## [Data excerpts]
____________
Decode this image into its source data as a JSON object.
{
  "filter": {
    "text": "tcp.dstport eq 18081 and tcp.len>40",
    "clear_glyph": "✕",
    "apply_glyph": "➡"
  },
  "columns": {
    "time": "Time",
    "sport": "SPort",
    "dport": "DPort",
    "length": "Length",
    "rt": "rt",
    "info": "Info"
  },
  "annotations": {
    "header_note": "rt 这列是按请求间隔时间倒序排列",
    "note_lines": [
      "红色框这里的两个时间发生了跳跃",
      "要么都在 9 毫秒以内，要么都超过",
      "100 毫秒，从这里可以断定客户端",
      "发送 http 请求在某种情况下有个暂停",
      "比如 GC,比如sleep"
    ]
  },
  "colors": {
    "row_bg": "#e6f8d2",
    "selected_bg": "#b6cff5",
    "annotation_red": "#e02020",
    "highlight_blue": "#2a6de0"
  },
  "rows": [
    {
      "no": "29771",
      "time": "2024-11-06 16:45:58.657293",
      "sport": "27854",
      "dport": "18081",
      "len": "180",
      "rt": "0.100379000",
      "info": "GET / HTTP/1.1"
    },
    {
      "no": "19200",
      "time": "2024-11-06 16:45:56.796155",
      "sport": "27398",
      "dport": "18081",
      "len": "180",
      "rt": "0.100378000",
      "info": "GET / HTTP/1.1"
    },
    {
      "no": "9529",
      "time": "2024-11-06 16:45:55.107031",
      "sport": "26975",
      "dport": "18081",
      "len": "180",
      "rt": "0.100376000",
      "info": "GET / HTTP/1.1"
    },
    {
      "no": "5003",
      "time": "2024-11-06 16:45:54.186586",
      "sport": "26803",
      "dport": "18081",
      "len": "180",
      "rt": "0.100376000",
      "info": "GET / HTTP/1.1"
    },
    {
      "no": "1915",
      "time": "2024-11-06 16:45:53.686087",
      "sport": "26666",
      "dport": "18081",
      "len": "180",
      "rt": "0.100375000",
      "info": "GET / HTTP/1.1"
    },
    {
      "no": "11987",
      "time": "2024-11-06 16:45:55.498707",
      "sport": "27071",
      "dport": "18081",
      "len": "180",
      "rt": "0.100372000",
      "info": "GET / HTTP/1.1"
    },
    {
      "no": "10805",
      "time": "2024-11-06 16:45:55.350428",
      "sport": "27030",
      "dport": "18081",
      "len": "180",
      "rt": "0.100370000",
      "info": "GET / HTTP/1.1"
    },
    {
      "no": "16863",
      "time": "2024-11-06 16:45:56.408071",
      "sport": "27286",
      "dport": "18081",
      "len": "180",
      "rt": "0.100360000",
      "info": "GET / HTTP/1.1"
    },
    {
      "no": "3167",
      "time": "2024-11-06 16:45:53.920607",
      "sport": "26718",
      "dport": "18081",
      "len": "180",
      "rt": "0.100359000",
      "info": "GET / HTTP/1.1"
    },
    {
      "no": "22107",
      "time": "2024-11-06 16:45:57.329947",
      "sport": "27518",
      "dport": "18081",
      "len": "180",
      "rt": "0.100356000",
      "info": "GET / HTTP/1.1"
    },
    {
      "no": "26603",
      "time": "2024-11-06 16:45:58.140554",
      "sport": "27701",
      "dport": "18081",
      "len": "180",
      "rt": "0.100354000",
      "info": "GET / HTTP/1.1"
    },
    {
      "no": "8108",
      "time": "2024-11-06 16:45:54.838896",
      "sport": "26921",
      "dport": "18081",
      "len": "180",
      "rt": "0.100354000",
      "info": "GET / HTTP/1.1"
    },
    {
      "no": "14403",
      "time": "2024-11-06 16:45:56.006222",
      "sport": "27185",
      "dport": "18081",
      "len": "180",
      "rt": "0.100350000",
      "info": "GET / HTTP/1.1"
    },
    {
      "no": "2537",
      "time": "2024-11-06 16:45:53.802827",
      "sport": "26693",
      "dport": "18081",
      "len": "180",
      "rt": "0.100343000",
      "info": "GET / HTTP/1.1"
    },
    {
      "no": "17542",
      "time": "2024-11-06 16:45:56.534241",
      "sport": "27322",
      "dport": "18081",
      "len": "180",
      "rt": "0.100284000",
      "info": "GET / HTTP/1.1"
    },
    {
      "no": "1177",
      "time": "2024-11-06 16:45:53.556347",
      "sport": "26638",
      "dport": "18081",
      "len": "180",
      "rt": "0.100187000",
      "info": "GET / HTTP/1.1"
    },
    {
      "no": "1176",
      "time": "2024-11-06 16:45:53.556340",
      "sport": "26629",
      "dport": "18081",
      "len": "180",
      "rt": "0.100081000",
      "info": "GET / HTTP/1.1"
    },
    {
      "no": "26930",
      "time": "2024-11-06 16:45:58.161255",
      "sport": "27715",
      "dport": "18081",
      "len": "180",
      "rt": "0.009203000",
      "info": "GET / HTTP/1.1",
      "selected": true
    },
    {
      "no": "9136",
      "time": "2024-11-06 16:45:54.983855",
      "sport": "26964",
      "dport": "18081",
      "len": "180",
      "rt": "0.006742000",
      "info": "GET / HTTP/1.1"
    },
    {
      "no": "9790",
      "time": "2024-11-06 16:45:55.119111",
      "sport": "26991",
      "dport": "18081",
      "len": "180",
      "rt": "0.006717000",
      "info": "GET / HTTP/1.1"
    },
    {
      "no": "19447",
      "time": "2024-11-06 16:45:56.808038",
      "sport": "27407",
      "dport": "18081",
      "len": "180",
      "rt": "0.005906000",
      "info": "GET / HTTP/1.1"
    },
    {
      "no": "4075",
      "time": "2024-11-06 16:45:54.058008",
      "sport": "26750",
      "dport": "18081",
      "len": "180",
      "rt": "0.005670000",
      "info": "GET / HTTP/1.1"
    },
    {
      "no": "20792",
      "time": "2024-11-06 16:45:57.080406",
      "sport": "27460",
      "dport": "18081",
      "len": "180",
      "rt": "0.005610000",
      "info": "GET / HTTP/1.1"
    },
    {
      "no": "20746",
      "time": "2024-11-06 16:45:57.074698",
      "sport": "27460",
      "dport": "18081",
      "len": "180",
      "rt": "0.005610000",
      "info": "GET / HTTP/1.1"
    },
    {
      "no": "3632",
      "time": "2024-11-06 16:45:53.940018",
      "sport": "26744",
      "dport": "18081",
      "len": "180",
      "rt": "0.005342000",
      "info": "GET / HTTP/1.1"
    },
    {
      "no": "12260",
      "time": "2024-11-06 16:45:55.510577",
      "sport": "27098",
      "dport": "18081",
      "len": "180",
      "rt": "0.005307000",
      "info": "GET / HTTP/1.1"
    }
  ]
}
____________
## [EXERCISE GOAL]
Restate the whole listing exactly.

## [RESULT OF THIS EXERCISE]
Decode this image into its source data as a JSON object.
{
  "filter": {
    "text": "tcp.dstport eq 18081 and tcp.len>40",
    "clear_glyph": "✕",
    "apply_glyph": "➡"
  },
  "columns": {
    "time": "Time",
    "sport": "SPort",
    "dport": "DPort",
    "length": "Length",
    "rt": "rt",
    "info": "Info"
  },
  "annotations": {
    "header_note": "rt 这列是按请求间隔时间倒序排列",
    "note_lines": [
      "红色框这里的两个时间发生了跳跃",
      "要么都在 9 毫秒以内，要么都超过",
      "100 毫秒，从这里可以断定客户端",
      "发送 http 请求在某种情况下有个暂停",
      "比如 GC,比如sleep"
    ]
  },
  "colors": {
    "row_bg": "#e6f8d2",
    "selected_bg": "#b6cff5",
    "annotation_red": "#e02020",
    "highlight_blue": "#2a6de0"
  },
  "rows": [
    {
      "no": "29771",
      "time": "2024-11-06 16:45:58.657293",
      "sport": "27854",
      "dport": "18081",
      "len": "180",
      "rt": "0.100379000",
      "info": "GET / HTTP/1.1"
    },
    {
      "no": "19200",
      "time": "2024-11-06 16:45:56.796155",
      "sport": "27398",
      "dport": "18081",
      "len": "180",
      "rt": "0.100378000",
      "info": "GET / HTTP/1.1"
    },
    {
      "no": "9529",
      "time": "2024-11-06 16:45:55.107031",
      "sport": "26975",
      "dport": "18081",
      "len": "180",
      "rt": "0.100376000",
      "info": "GET / HTTP/1.1"
    },
    {
      "no": "5003",
      "time": "2024-11-06 16:45:54.186586",
      "sport": "26803",
      "dport": "18081",
      "len": "180",
      "rt": "0.100376000",
      "info": "GET / HTTP/1.1"
    },
    {
      "no": "1915",
      "time": "2024-11-06 16:45:53.686087",
      "sport": "26666",
      "dport": "18081",
      "len": "180",
      "rt": "0.100375000",
      "info": "GET / HTTP/1.1"
    },
    {
      "no": "11987",
      "time": "2024-11-06 16:45:55.498707",
      "sport": "27071",
      "dport": "18081",
      "len": "180",
      "rt": "0.100372000",
      "info": "GET / HTTP/1.1"
    },
    {
      "no": "10805",
      "time": "2024-11-06 16:45:55.350428",
      "sport": "27030",
      "dport": "18081",
      "len": "180",
      "rt": "0.100370000",
      "info": "GET / HTTP/1.1"
    },
    {
      "no": "16863",
      "time": "2024-11-06 16:45:56.408071",
      "sport": "27286",
      "dport": "18081",
      "len": "180",
      "rt": "0.100360000",
      "info": "GET / HTTP/1.1"
    },
    {
      "no": "3167",
      "time": "2024-11-06 16:45:53.920607",
      "sport": "26718",
      "dport": "18081",
      "len": "180",
      "rt": "0.100359000",
      "info": "GET / HTTP/1.1"
    },
    {
      "no": "22107",
      "time": "2024-11-06 16:45:57.329947",
      "sport": "27518",
      "dport": "18081",
      "len": "180",
      "rt": "0.100356000",
      "info": "GET / HTTP/1.1"
    },
    {
      "no": "26603",
      "time": "2024-11-06 16:45:58.140554",
      "sport": "27701",
      "dport": "18081",
      "len": "180",
      "rt": "0.100354000",
      "info": "GET / HTTP/1.1"
    },
    {
      "no": "8108",
      "time": "2024-11-06 16:45:54.838896",
      "sport": "26921",
      "dport": "18081",
      "len": "180",
      "rt": "0.100354000",
      "info": "GET / HTTP/1.1"
    },
    {
      "no": "14403",
      "time": "2024-11-06 16:45:56.006222",
      "sport": "27185",
      "dport": "18081",
      "len": "180",
      "rt": "0.100350000",
      "info": "GET / HTTP/1.1"
    },
    {
      "no": "2537",
      "time": "2024-11-06 16:45:53.802827",
      "sport": "26693",
      "dport": "18081",
      "len": "180",
      "rt": "0.100343000",
      "info": "GET / HTTP/1.1"
    },
    {
      "no": "17542",
      "time": "2024-11-06 16:45:56.534241",
      "sport": "27322",
      "dport": "18081",
      "len": "180",
      "rt": "0.100284000",
      "info": "GET / HTTP/1.1"
    },
    {
      "no": "1177",
      "time": "2024-11-06 16:45:53.556347",
      "sport": "26638",
      "dport": "18081",
      "len": "180",
      "rt": "0.100187000",
      "info": "GET / HTTP/1.1"
    },
    {
      "no": "1176",
      "time": "2024-11-06 16:45:53.556340",
      "sport": "26629",
      "dport": "18081",
      "len": "180",
      "rt": "0.100081000",
      "info": "GET / HTTP/1.1"
    },
    {
      "no": "26930",
      "time": "2024-11-06 16:45:58.161255",
      "sport": "27715",
      "dport": "18081",
      "len": "180",
      "rt": "0.009203000",
      "info": "GET / HTTP/1.1",
      "selected": true
    },
    {
      "no": "9136",
      "time": "2024-11-06 16:45:54.983855",
      "sport": "26964",
      "dport": "18081",
      "len": "180",
      "rt": "0.006742000",
      "info": "GET / HTTP/1.1"
    },
    {
      "no": "9790",
      "time": "2024-11-06 16:45:55.119111",
      "sport": "26991",
      "dport": "18081",
      "len": "180",
      "rt": "0.006717000",
      "info": "GET / HTTP/1.1"
    },
    {
      "no": "19447",
      "time": "2024-11-06 16:45:56.808038",
      "sport": "27407",
      "dport": "18081",
      "len": "180",
      "rt": "0.005906000",
      "info": "GET / HTTP/1.1"
    },
    {
      "no": "4075",
      "time": "2024-11-06 16:45:54.058008",
      "sport": "26750",
      "dport": "18081",
      "len": "180",
      "rt": "0.005670000",
      "info": "GET / HTTP/1.1"
    },
    {
      "no": "20792",
      "time": "2024-11-06 16:45:57.080406",
      "sport": "27460",
      "dport": "18081",
      "len": "180",
      "rt": "0.005610000",
      "info": "GET / HTTP/1.1"
    },
    {
      "no": "20746",
      "time": "2024-11-06 16:45:57.074698",
      "sport": "27460",
      "dport": "18081",
      "len": "180",
      "rt": "0.005610000",
      "info": "GET / HTTP/1.1"
    },
    {
      "no": "3632",
      "time": "2024-11-06 16:45:53.940018",
      "sport": "26744",
      "dport": "18081",
      "len": "180",
      "rt": "0.005342000",
      "info": "GET / HTTP/1.1"
    },
    {
      "no": "12260",
      "time": "2024-11-06 16:45:55.510577",
      "sport": "27098",
      "dport": "18081",
      "len": "180",
      "rt": "0.005307000",
      "info": "GET / HTTP/1.1"
    }
  ]
}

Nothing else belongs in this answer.